*AIM OF THE EXERCISE*:
Quote, without change, all of the lines that follow.

*WORKING DATA*:
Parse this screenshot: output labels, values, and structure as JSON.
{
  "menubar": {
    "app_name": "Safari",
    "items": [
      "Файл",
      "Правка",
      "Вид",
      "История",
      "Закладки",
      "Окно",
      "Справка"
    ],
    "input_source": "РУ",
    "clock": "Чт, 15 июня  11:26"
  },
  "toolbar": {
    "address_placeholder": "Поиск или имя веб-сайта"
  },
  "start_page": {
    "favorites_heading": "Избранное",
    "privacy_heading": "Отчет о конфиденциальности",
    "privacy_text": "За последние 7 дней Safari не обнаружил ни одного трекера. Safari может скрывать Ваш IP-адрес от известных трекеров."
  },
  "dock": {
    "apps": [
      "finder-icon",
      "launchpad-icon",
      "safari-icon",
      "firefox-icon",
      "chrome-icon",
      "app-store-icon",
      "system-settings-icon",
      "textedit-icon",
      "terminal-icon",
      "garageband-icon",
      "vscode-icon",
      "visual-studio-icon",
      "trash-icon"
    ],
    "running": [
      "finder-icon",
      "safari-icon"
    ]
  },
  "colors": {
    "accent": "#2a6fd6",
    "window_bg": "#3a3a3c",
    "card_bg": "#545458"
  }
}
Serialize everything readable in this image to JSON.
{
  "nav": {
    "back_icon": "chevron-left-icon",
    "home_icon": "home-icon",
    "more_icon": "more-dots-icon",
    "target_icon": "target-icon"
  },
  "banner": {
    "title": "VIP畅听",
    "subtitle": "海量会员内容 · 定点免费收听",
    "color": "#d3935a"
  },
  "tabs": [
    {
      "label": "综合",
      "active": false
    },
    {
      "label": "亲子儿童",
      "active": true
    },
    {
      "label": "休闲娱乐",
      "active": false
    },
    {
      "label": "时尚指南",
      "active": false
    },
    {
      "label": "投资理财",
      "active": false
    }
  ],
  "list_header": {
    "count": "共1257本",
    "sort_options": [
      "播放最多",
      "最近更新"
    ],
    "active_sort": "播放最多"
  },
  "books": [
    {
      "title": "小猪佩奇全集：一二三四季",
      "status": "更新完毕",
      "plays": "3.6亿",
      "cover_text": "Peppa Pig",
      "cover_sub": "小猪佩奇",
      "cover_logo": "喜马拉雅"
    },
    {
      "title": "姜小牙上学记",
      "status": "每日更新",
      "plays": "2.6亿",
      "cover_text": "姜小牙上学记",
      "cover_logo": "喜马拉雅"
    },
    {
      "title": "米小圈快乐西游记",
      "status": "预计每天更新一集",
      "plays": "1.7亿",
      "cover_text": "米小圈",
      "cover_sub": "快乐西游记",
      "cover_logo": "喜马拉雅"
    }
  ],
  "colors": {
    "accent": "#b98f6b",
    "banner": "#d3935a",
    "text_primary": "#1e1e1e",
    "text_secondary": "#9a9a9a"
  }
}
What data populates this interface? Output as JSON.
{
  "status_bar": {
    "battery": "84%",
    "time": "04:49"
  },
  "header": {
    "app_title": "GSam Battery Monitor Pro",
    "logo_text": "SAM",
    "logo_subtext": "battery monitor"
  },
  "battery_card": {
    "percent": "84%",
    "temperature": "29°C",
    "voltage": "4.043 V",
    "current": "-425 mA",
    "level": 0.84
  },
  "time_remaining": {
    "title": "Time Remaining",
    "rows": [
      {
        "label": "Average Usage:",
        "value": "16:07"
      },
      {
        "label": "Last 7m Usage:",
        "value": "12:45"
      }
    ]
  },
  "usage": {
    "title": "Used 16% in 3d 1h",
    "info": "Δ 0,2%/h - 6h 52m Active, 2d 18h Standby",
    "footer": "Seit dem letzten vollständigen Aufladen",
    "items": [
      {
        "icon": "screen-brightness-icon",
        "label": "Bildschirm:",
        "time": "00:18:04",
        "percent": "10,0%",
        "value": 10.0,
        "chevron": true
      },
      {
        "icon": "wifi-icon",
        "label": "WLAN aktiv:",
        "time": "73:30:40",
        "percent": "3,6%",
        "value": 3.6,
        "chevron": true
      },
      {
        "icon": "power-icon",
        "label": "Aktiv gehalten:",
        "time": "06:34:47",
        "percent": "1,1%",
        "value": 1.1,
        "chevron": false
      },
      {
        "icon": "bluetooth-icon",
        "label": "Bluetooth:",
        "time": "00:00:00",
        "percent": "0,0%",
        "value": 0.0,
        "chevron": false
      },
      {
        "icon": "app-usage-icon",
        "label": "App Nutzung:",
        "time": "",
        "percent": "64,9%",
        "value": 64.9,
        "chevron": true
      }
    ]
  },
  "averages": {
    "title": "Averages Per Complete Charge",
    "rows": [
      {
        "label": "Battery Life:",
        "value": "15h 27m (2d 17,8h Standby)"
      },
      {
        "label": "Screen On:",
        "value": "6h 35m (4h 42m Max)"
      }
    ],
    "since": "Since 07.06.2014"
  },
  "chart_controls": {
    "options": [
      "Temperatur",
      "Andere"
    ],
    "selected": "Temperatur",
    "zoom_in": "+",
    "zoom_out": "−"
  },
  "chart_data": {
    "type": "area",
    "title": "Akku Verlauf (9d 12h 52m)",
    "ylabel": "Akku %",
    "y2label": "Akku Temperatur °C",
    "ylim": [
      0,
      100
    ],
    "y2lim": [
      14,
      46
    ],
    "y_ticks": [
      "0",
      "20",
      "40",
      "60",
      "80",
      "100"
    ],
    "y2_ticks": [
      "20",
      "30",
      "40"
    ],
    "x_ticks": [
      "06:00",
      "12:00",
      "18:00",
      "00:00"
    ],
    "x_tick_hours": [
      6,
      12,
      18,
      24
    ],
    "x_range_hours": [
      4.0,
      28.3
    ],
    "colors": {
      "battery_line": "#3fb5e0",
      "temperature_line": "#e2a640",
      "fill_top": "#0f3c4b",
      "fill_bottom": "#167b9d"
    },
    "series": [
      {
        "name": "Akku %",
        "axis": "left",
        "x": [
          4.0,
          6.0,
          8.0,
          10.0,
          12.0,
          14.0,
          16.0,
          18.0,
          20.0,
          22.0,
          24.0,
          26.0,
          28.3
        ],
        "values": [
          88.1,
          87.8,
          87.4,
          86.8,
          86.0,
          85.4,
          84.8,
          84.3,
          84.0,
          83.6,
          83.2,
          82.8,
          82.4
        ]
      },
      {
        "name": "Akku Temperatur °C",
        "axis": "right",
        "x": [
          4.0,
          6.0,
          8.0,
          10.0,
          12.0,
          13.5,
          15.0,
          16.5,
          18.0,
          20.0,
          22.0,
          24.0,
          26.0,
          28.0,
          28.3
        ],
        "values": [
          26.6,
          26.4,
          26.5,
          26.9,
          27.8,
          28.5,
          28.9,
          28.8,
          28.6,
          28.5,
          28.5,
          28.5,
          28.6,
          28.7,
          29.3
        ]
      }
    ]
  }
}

*CORRECT ANSWER*:
Parse this screenshot: output labels, values, and structure as JSON.
{
  "menubar": {
    "app_name": "Safari",
    "items": [
      "Файл",
      "Правка",
      "Вид",
      "История",
      "Закладки",
      "Окно",
      "Справка"
    ],
    "input_source": "РУ",
    "clock": "Чт, 15 июня  11:26"
  },
  "toolbar": {
    "address_placeholder": "Поиск или имя веб-сайта"
  },
  "start_page": {
    "favorites_heading": "Избранное",
    "privacy_heading": "Отчет о конфиденциальности",
    "privacy_text": "За последние 7 дней Safari не обнаружил ни одного трекера. Safari может скрывать Ваш IP-адрес от известных трекеров."
  },
  "dock": {
    "apps": [
      "finder-icon",
      "launchpad-icon",
      "safari-icon",
      "firefox-icon",
      "chrome-icon",
      "app-store-icon",
      "system-settings-icon",
      "textedit-icon",
      "terminal-icon",
      "garageband-icon",
      "vscode-icon",
      "visual-studio-icon",
      "trash-icon"
    ],
    "running": [
      "finder-icon",
      "safari-icon"
    ]
  },
  "colors": {
    "accent": "#2a6fd6",
    "window_bg": "#3a3a3c",
    "card_bg": "#545458"
  }
}
Serialize everything readable in this image to JSON.
{
  "nav": {
    "back_icon": "chevron-left-icon",
    "home_icon": "home-icon",
    "more_icon": "more-dots-icon",
    "target_icon": "target-icon"
  },
  "banner": {
    "title": "VIP畅听",
    "subtitle": "海量会员内容 · 定点免费收听",
    "color": "#d3935a"
  },
  "tabs": [
    {
      "label": "综合",
      "active": false
    },
    {
      "label": "亲子儿童",
      "active": true
    },
    {
      "label": "休闲娱乐",
      "active": false
    },
    {
      "label": "时尚指南",
      "active": false
    },
    {
      "label": "投资理财",
      "active": false
    }
  ],
  "list_header": {
    "count": "共1257本",
    "sort_options": [
      "播放最多",
      "最近更新"
    ],
    "active_sort": "播放最多"
  },
  "books": [
    {
      "title": "小猪佩奇全集：一二三四季",
      "status": "更新完毕",
      "plays": "3.6亿",
      "cover_text": "Peppa Pig",
      "cover_sub": "小猪佩奇",
      "cover_logo": "喜马拉雅"
    },
    {
      "title": "姜小牙上学记",
      "status": "每日更新",
      "plays": "2.6亿",
      "cover_text": "姜小牙上学记",
      "cover_logo": "喜马拉雅"
    },
    {
      "title": "米小圈快乐西游记",
      "status": "预计每天更新一集",
      "plays": "1.7亿",
      "cover_text": "米小圈",
      "cover_sub": "快乐西游记",
      "cover_logo": "喜马拉雅"
    }
  ],
  "colors": {
    "accent": "#b98f6b",
    "banner": "#d3935a",
    "text_primary": "#1e1e1e",
    "text_secondary": "#9a9a9a"
  }
}
What data populates this interface? Output as JSON.
{
  "status_bar": {
    "battery": "84%",
    "time": "04:49"
  },
  "header": {
    "app_title": "GSam Battery Monitor Pro",
    "logo_text": "SAM",
    "logo_subtext": "battery monitor"
  },
  "battery_card": {
    "percent": "84%",
    "temperature": "29°C",
    "voltage": "4.043 V",
    "current": "-425 mA",
    "level": 0.84
  },
  "time_remaining": {
    "title": "Time Remaining",
    "rows": [
      {
        "label": "Average Usage:",
        "value": "16:07"
      },
      {
        "label": "Last 7m Usage:",
        "value": "12:45"
      }
    ]
  },
  "usage": {
    "title": "Used 16% in 3d 1h",
    "info": "Δ 0,2%/h - 6h 52m Active, 2d 18h Standby",
    "footer": "Seit dem letzten vollständigen Aufladen",
    "items": [
      {
        "icon": "screen-brightness-icon",
        "label": "Bildschirm:",
        "time": "00:18:04",
        "percent": "10,0%",
        "value": 10.0,
        "chevron": true
      },
      {
        "icon": "wifi-icon",
        "label": "WLAN aktiv:",
        "time": "73:30:40",
        "percent": "3,6%",
        "value": 3.6,
        "chevron": true
      },
      {
        "icon": "power-icon",
        "label": "Aktiv gehalten:",
        "time": "06:34:47",
        "percent": "1,1%",
        "value": 1.1,
        "chevron": false
      },
      {
        "icon": "bluetooth-icon",
        "label": "Bluetooth:",
        "time": "00:00:00",
        "percent": "0,0%",
        "value": 0.0,
        "chevron": false
      },
      {
        "icon": "app-usage-icon",
        "label": "App Nutzung:",
        "time": "",
        "percent": "64,9%",
        "value": 64.9,
        "chevron": true
      }
    ]
  },
  "averages": {
    "title": "Averages Per Complete Charge",
    "rows": [
      {
        "label": "Battery Life:",
        "value": "15h 27m (2d 17,8h Standby)"
      },
      {
        "label": "Screen On:",
        "value": "6h 35m (4h 42m Max)"
      }
    ],
    "since": "Since 07.06.2014"
  },
  "chart_controls": {
    "options": [
      "Temperatur",
      "Andere"
    ],
    "selected": "Temperatur",
    "zoom_in": "+",
    "zoom_out": "−"
  },
  "chart_data": {
    "type": "area",
    "title": "Akku Verlauf (9d 12h 52m)",
    "ylabel": "Akku %",
    "y2label": "Akku Temperatur °C",
    "ylim": [
      0,
      100
    ],
    "y2lim": [
      14,
      46
    ],
    "y_ticks": [
      "0",
      "20",
      "40",
      "60",
      "80",
      "100"
    ],
    "y2_ticks": [
      "20",
      "30",
      "40"
    ],
    "x_ticks": [
      "06:00",
      "12:00",
      "18:00",
      "00:00"
    ],
    "x_tick_hours": [
      6,
      12,
      18,
      24
    ],
    "x_range_hours": [
      4.0,
      28.3
    ],
    "colors": {
      "battery_line": "#3fb5e0",
      "temperature_line": "#e2a640",
      "fill_top": "#0f3c4b",
      "fill_bottom": "#167b9d"
    },
    "series": [
      {
        "name": "Akku %",
        "axis": "left",
        "x": [
          4.0,
          6.0,
          8.0,
          10.0,
          12.0,
          14.0,
          16.0,
          18.0,
          20.0,
          22.0,
          24.0,
          26.0,
          28.3
        ],
        "values": [
          88.1,
          87.8,
          87.4,
          86.8,
          86.0,
          85.4,
          84.8,
          84.3,
          84.0,
          83.6,
          83.2,
          82.8,
          82.4
        ]
      },
      {
        "name": "Akku Temperatur °C",
        "axis": "right",
        "x": [
          4.0,
          6.0,
          8.0,
          10.0,
          12.0,
          13.5,
          15.0,
          16.5,
          18.0,
          20.0,
          22.0,
          24.0,
          26.0,
          28.0,
          28.3
        ],
        "values": [
          26.6,
          26.4,
          26.5,
          26.9,
          27.8,
          28.5,
          28.9,
          28.8,
          28.6,
          28.5,
          28.5,
          28.5,
          28.6,
          28.7,
          29.3
        ]
      }
    ]
  }
}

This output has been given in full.